▶ _Exercise directions_
Your task is to copy the listing exactly. Drop any pictures from the copy.

▶ _Data items_
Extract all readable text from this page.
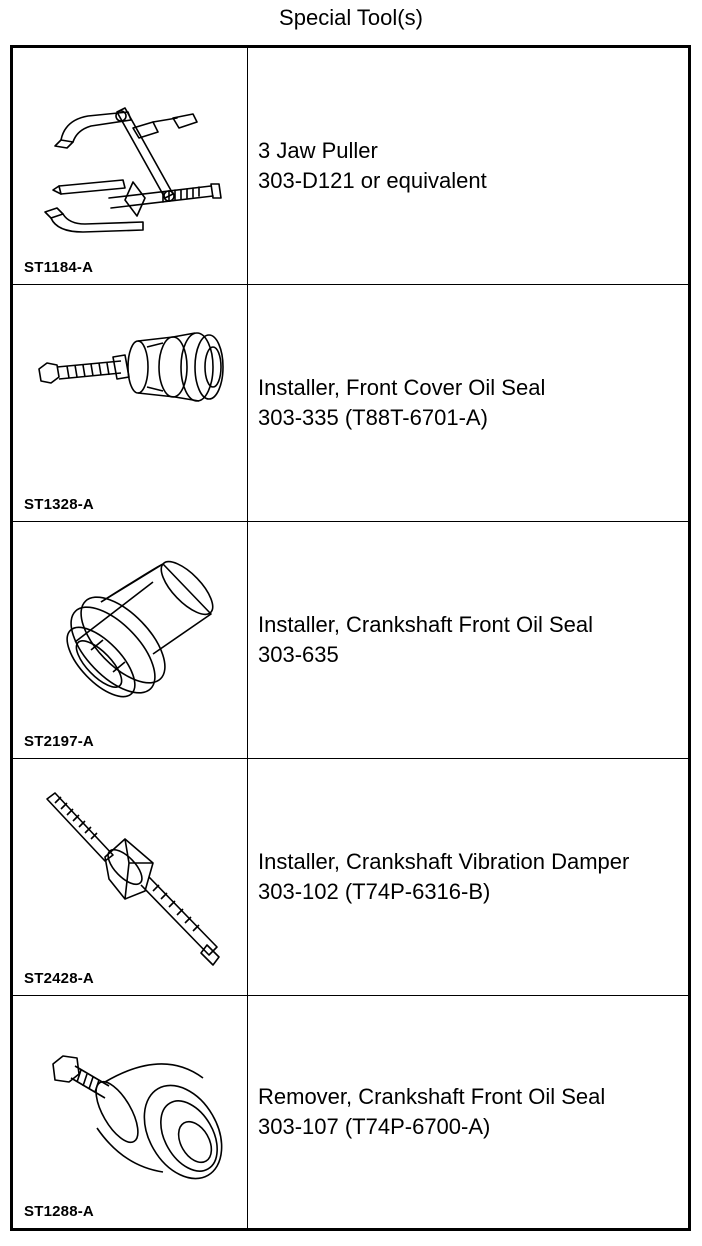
Special Tool(s)
ST1184-A
3 Jaw Puller
303-D121 or equivalent
ST1328-A
Installer, Front Cover Oil Seal
303-335 (T88T-6701-A)
ST2197-A
Installer, Crankshaft Front Oil Seal
303-635
ST2428-A
Installer, Crankshaft Vibration Damper
303-102 (T74P-6316-B)
ST1288-A
Remover, Crankshaft Front Oil Seal
303-107 (T74P-6700-A)
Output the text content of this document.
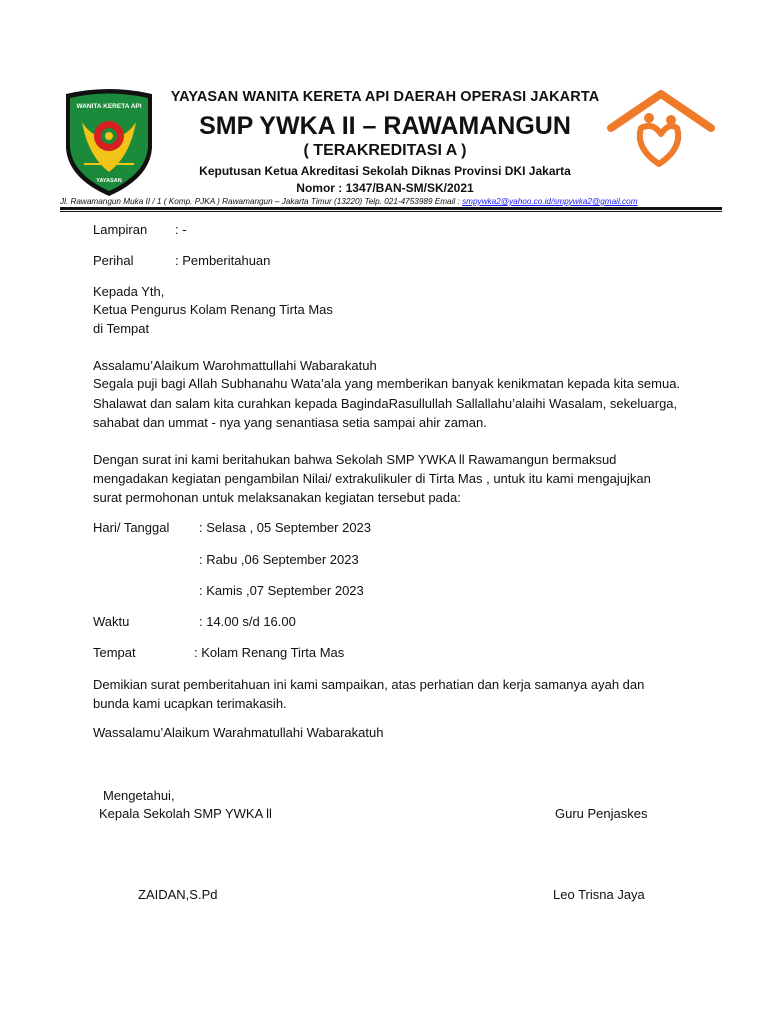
WANITA KERETA API
YAYASAN
YAYASAN WANITA KERETA API DAERAH OPERASI JAKARTA
SMP YWKA II – RAWAMANGUN
( TERAKREDITASI A )
Keputusan Ketua Akreditasi Sekolah Diknas Provinsi DKI Jakarta
Nomor : 1347/BAN-SM/SK/2021
Jl. Rawamangun Muka II / 1 ( Komp. PJKA ) Rawamangun – Jakarta Timur (13220) Telp. 021-4753989 Email : smpywka2@yahoo.co.id/smpywka2@gmail.com
Lampiran : -
Perihal	: Pemberitahuan
Kepada Yth,
Ketua Pengurus Kolam Renang Tirta Mas
di Tempat
Assalamu’Alaikum Warohmattullahi Wabarakatuh
Segala puji bagi Allah Subhanahu Wata’ala yang memberikan banyak kenikmatan kepada kita semua.
Shalawat dan salam kita curahkan kepada BagindaRasullullah Sallallahu’alaihi Wasalam, sekeluarga,
sahabat dan ummat - nya yang senantiasa setia sampai ahir zaman.
Dengan surat ini kami beritahukan bahwa Sekolah SMP YWKA ll Rawamangun bermaksud
mengadakan kegiatan pengambilan Nilai/ extrakulikuler di Tirta Mas , untuk itu kami mengajujkan
surat permohonan untuk melaksanakan kegiatan tersebut pada:
Hari/ Tanggal : Selasa , 05 September 2023
: Rabu ,06 September 2023
: Kamis ,07 September 2023
Waktu	: 14.00 s/d 16.00
Tempat	: Kolam Renang Tirta Mas
Demikian surat pemberitahuan ini kami sampaikan, atas perhatian dan kerja samanya ayah dan
bunda kami ucapkan terimakasih.
Wassalamu’Alaikum Warahmatullahi Wabarakatuh
Mengetahui,
Kepala Sekolah SMP YWKA ll	Guru Penjaskes
ZAIDAN,S.Pd	Leo Trisna Jaya
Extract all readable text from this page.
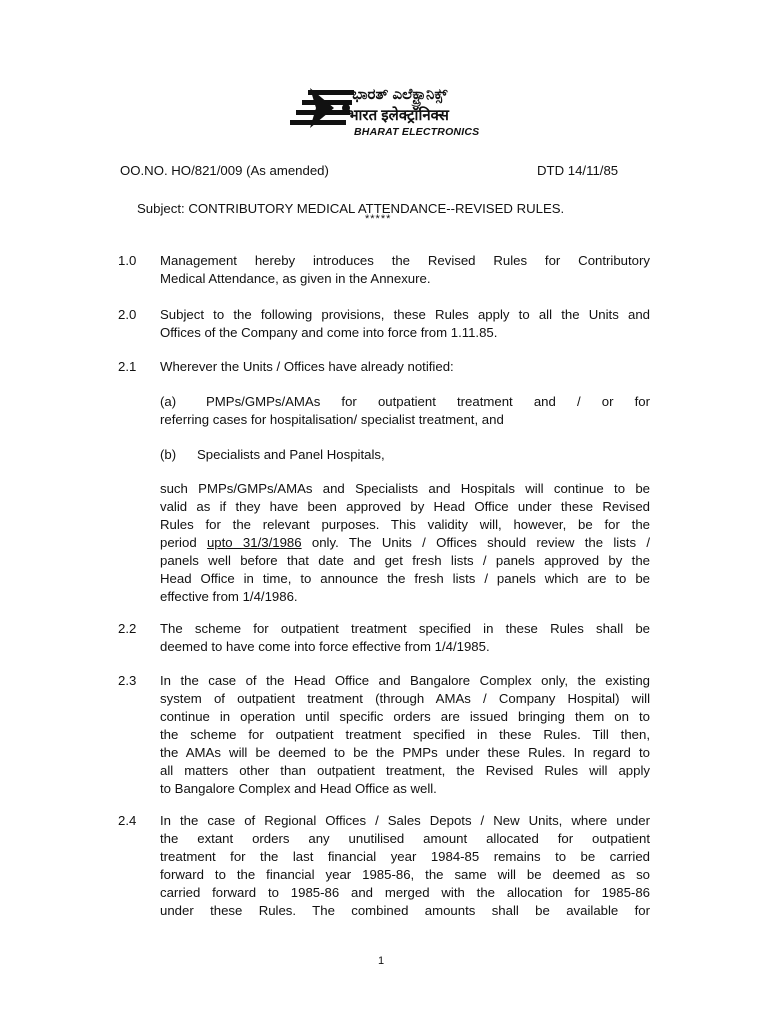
ಭಾರತ್ ಎಲೆಕ್ಟ್ರಾನಿಕ್ಸ್
भारत इलेक्ट्रॉनिक्स
BHARAT ELECTRONICS
OO.NO. HO/821/009 (As amended)	DTD 14/11/85
Subject: CONTRIBUTORY MEDICAL ATTENDANCE--REVISED RULES.
*****
1.0	Management hereby introduces the Revised Rules for Contributory
Medical Attendance, as given in the Annexure.
2.0	Subject to the following provisions, these Rules apply to all the Units and
Offices of the Company and come into force from 1.11.85.
2.1	Wherever the Units / Offices have already notified:
(a) PMPs/GMPs/AMAs for outpatient treatment and / or for
referring cases for hospitalisation/ specialist treatment, and
(b) Specialists and Panel Hospitals,
such PMPs/GMPs/AMAs and Specialists and Hospitals will continue to be
valid as if they have been approved by Head Office under these Revised
Rules for the relevant purposes. This validity will, however, be for the
period upto 31/3/1986 only. The Units / Offices should review the lists /
panels well before that date and get fresh lists / panels approved by the
Head Office in time, to announce the fresh lists / panels which are to be
effective from 1/4/1986.
2.2	The scheme for outpatient treatment specified in these Rules shall be
deemed to have come into force effective from 1/4/1985.
2.3	In the case of the Head Office and Bangalore Complex only, the existing
system of outpatient treatment (through AMAs / Company Hospital) will
continue in operation until specific orders are issued bringing them on to
the scheme for outpatient treatment specified in these Rules. Till then,
the AMAs will be deemed to be the PMPs under these Rules. In regard to
all matters other than outpatient treatment, the Revised Rules will apply
to Bangalore Complex and Head Office as well.
2.4	In the case of Regional Offices / Sales Depots / New Units, where under
the extant orders any unutilised amount allocated for outpatient
treatment for the last financial year 1984-85 remains to be carried
forward to the financial year 1985-86, the same will be deemed as so
carried forward to 1985-86 and merged with the allocation for 1985-86
under these Rules. The combined amounts shall be available for
1
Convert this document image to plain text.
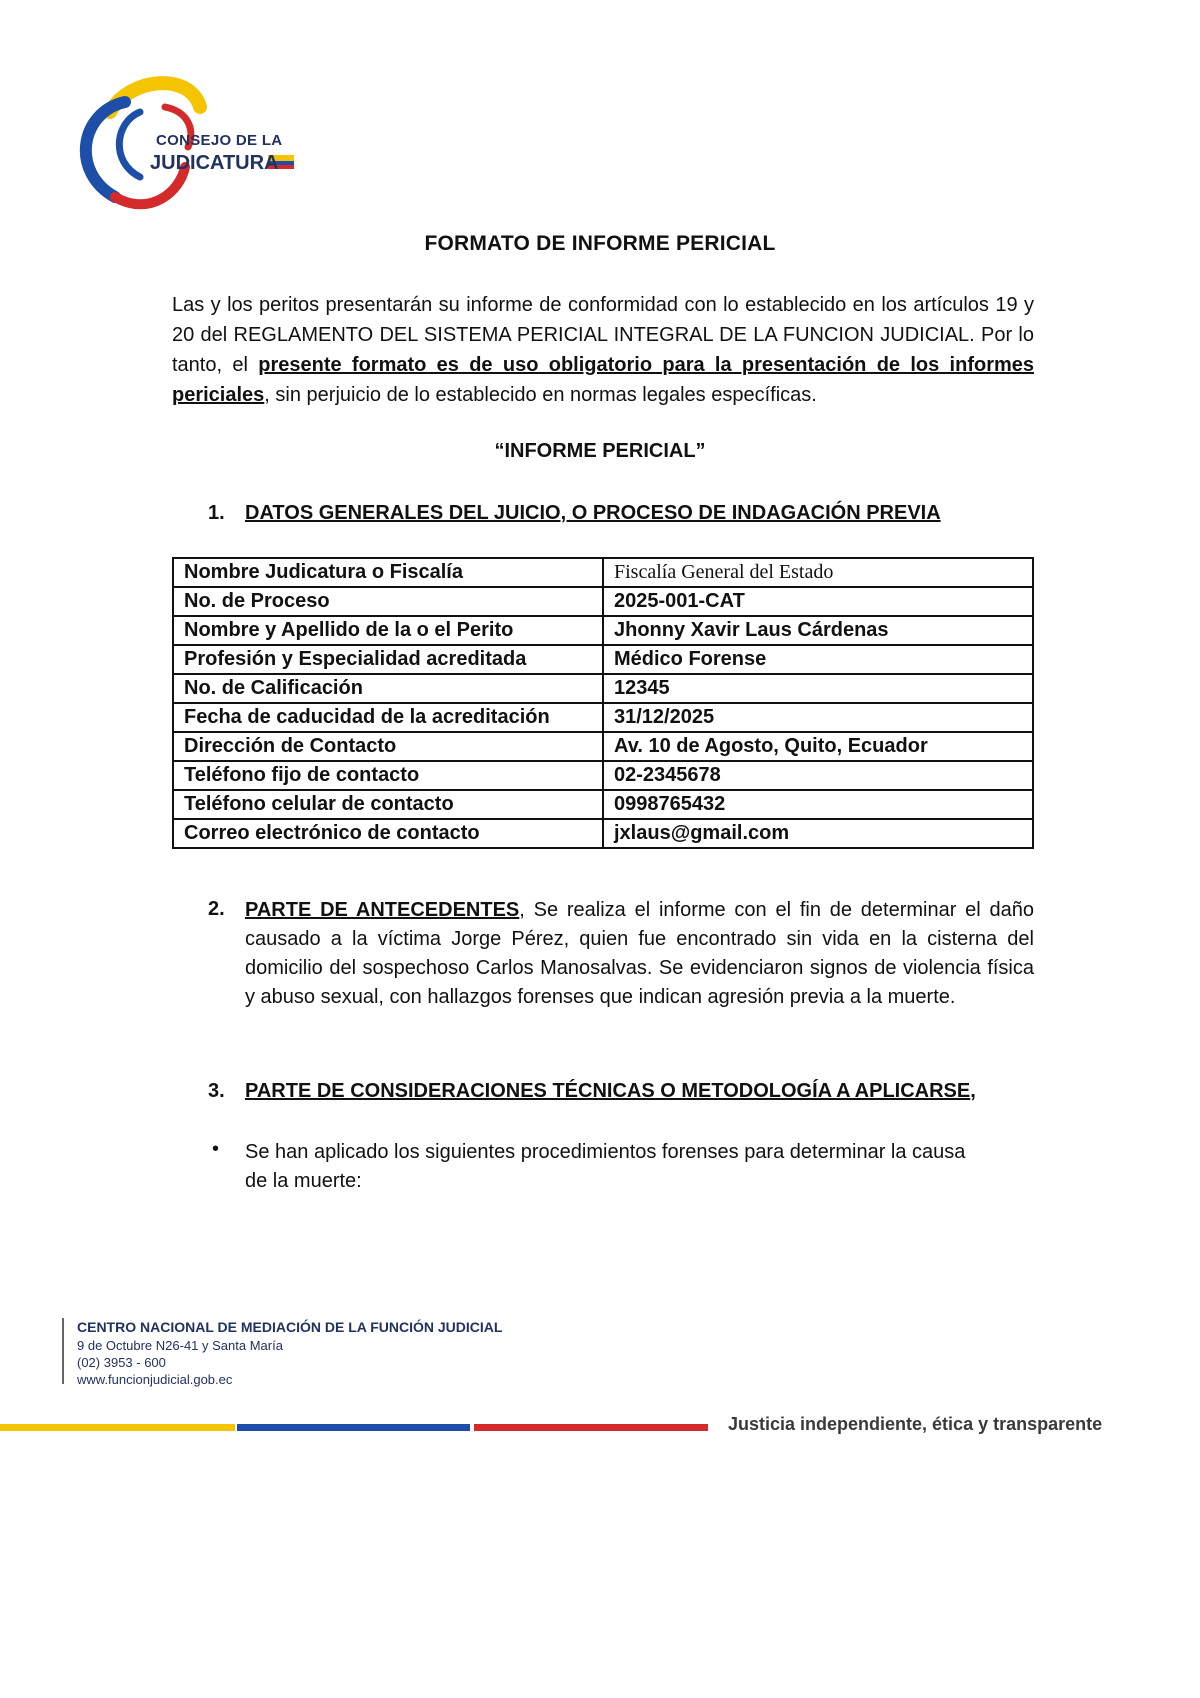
CONSEJO DE LA
JUDICATURA
FORMATO DE INFORME PERICIAL
Las y los peritos presentarán su informe de conformidad con lo establecido en los artículos 19 y 20 del REGLAMENTO DEL SISTEMA PERICIAL INTEGRAL DE LA FUNCION JUDICIAL. Por lo tanto, el presente formato es de uso obligatorio para la presentación de los informes periciales, sin perjuicio de lo establecido en normas legales específicas.
“INFORME PERICIAL”
1. DATOS GENERALES DEL JUICIO, O PROCESO DE INDAGACIÓN PREVIA
Nombre Judicatura o Fiscalía	Fiscalía General del Estado
No. de Proceso	2025-001-CAT
Nombre y Apellido de la o el Perito	Jhonny Xavir Laus Cárdenas
Profesión y Especialidad acreditada	Médico Forense
No. de Calificación	12345
Fecha de caducidad de la acreditación	31/12/2025
Dirección de Contacto	Av. 10 de Agosto, Quito, Ecuador
Teléfono fijo de contacto	02-2345678
Teléfono celular de contacto	0998765432
Correo electrónico de contacto	jxlaus@gmail.com
2. PARTE DE ANTECEDENTES, Se realiza el informe con el fin de determinar el daño causado a la víctima Jorge Pérez, quien fue encontrado sin vida en la cisterna del domicilio del sospechoso Carlos Manosalvas. Se evidenciaron signos de violencia física y abuso sexual, con hallazgos forenses que indican agresión previa a la muerte.
3. PARTE DE CONSIDERACIONES TÉCNICAS O METODOLOGÍA A APLICARSE,
• Se han aplicado los siguientes procedimientos forenses para determinar la causa de la muerte:
CENTRO NACIONAL DE MEDIACIÓN DE LA FUNCIÓN JUDICIAL
9 de Octubre N26-41 y Santa María
(02) 3953 - 600
www.funcionjudicial.gob.ec
Justicia independiente, ética y transparente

▶ _Response_
Extract all readable text from this page.
Special Tool(s)
ST1184-A
3 Jaw Puller
303-D121 or equivalent
ST1328-A
Installer, Front Cover Oil Seal
303-335 (T88T-6701-A)
ST2197-A
Installer, Crankshaft Front Oil Seal
303-635
ST2428-A
Installer, Crankshaft Vibration Damper
303-102 (T74P-6316-B)
ST1288-A
Remover, Crankshaft Front Oil Seal
303-107 (T74P-6700-A)
Output the text content of this document.
WANITA KERETA API
YAYASAN
YAYASAN WANITA KERETA API DAERAH OPERASI JAKARTA
SMP YWKA II – RAWAMANGUN
( TERAKREDITASI A )
Keputusan Ketua Akreditasi Sekolah Diknas Provinsi DKI Jakarta
Nomor : 1347/BAN-SM/SK/2021
Jl. Rawamangun Muka II / 1 ( Komp. PJKA ) Rawamangun – Jakarta Timur (13220) Telp. 021-4753989 Email : smpywka2@yahoo.co.id/smpywka2@gmail.com
Lampiran : -
Perihal	: Pemberitahuan
Kepada Yth,
Ketua Pengurus Kolam Renang Tirta Mas
di Tempat
Assalamu’Alaikum Warohmattullahi Wabarakatuh
Segala puji bagi Allah Subhanahu Wata’ala yang memberikan banyak kenikmatan kepada kita semua.
Shalawat dan salam kita curahkan kepada BagindaRasullullah Sallallahu’alaihi Wasalam, sekeluarga,
sahabat dan ummat - nya yang senantiasa setia sampai ahir zaman.
Dengan surat ini kami beritahukan bahwa Sekolah SMP YWKA ll Rawamangun bermaksud
mengadakan kegiatan pengambilan Nilai/ extrakulikuler di Tirta Mas , untuk itu kami mengajujkan
surat permohonan untuk melaksanakan kegiatan tersebut pada:
Hari/ Tanggal : Selasa , 05 September 2023
: Rabu ,06 September 2023
: Kamis ,07 September 2023
Waktu	: 14.00 s/d 16.00
Tempat	: Kolam Renang Tirta Mas
Demikian surat pemberitahuan ini kami sampaikan, atas perhatian dan kerja samanya ayah dan
bunda kami ucapkan terimakasih.
Wassalamu’Alaikum Warahmatullahi Wabarakatuh
Mengetahui,
Kepala Sekolah SMP YWKA ll	Guru Penjaskes
ZAIDAN,S.Pd	Leo Trisna Jaya
Extract all readable text from this page.
ಭಾರತ್ ಎಲೆಕ್ಟ್ರಾನಿಕ್ಸ್
भारत इलेक्ट्रॉनिक्स
BHARAT ELECTRONICS
OO.NO. HO/821/009 (As amended)	DTD 14/11/85
Subject: CONTRIBUTORY MEDICAL ATTENDANCE--REVISED RULES.
*****
1.0	Management hereby introduces the Revised Rules for Contributory
Medical Attendance, as given in the Annexure.
2.0	Subject to the following provisions, these Rules apply to all the Units and
Offices of the Company and come into force from 1.11.85.
2.1	Wherever the Units / Offices have already notified:
(a) PMPs/GMPs/AMAs for outpatient treatment and / or for
referring cases for hospitalisation/ specialist treatment, and
(b) Specialists and Panel Hospitals,
such PMPs/GMPs/AMAs and Specialists and Hospitals will continue to be
valid as if they have been approved by Head Office under these Revised
Rules for the relevant purposes. This validity will, however, be for the
period upto 31/3/1986 only. The Units / Offices should review the lists /
panels well before that date and get fresh lists / panels approved by the
Head Office in time, to announce the fresh lists / panels which are to be
effective from 1/4/1986.
2.2	The scheme for outpatient treatment specified in these Rules shall be
deemed to have come into force effective from 1/4/1985.
2.3	In the case of the Head Office and Bangalore Complex only, the existing
system of outpatient treatment (through AMAs / Company Hospital) will
continue in operation until specific orders are issued bringing them on to
the scheme for outpatient treatment specified in these Rules. Till then,
the AMAs will be deemed to be the PMPs under these Rules. In regard to
all matters other than outpatient treatment, the Revised Rules will apply
to Bangalore Complex and Head Office as well.
2.4	In the case of Regional Offices / Sales Depots / New Units, where under
the extant orders any unutilised amount allocated for outpatient
treatment for the last financial year 1984-85 remains to be carried
forward to the financial year 1985-86, the same will be deemed as so
carried forward to 1985-86 and merged with the allocation for 1985-86
under these Rules. The combined amounts shall be available for
1
Convert this document image to plain text.
CONSEJO DE LA
JUDICATURA
FORMATO DE INFORME PERICIAL
Las y los peritos presentarán su informe de conformidad con lo establecido en los artículos 19 y 20 del REGLAMENTO DEL SISTEMA PERICIAL INTEGRAL DE LA FUNCION JUDICIAL. Por lo tanto, el presente formato es de uso obligatorio para la presentación de los informes periciales, sin perjuicio de lo establecido en normas legales específicas.
“INFORME PERICIAL”
1. DATOS GENERALES DEL JUICIO, O PROCESO DE INDAGACIÓN PREVIA
Nombre Judicatura o Fiscalía	Fiscalía General del Estado
No. de Proceso	2025-001-CAT
Nombre y Apellido de la o el Perito	Jhonny Xavir Laus Cárdenas
Profesión y Especialidad acreditada	Médico Forense
No. de Calificación	12345
Fecha de caducidad de la acreditación	31/12/2025
Dirección de Contacto	Av. 10 de Agosto, Quito, Ecuador
Teléfono fijo de contacto	02-2345678
Teléfono celular de contacto	0998765432
Correo electrónico de contacto	jxlaus@gmail.com
2. PARTE DE ANTECEDENTES, Se realiza el informe con el fin de determinar el daño causado a la víctima Jorge Pérez, quien fue encontrado sin vida en la cisterna del domicilio del sospechoso Carlos Manosalvas. Se evidenciaron signos de violencia física y abuso sexual, con hallazgos forenses que indican agresión previa a la muerte.
3. PARTE DE CONSIDERACIONES TÉCNICAS O METODOLOGÍA A APLICARSE,
• Se han aplicado los siguientes procedimientos forenses para determinar la causa de la muerte:
CENTRO NACIONAL DE MEDIACIÓN DE LA FUNCIÓN JUDICIAL
9 de Octubre N26-41 y Santa María
(02) 3953 - 600
www.funcionjudicial.gob.ec
Justicia independiente, ética y transparente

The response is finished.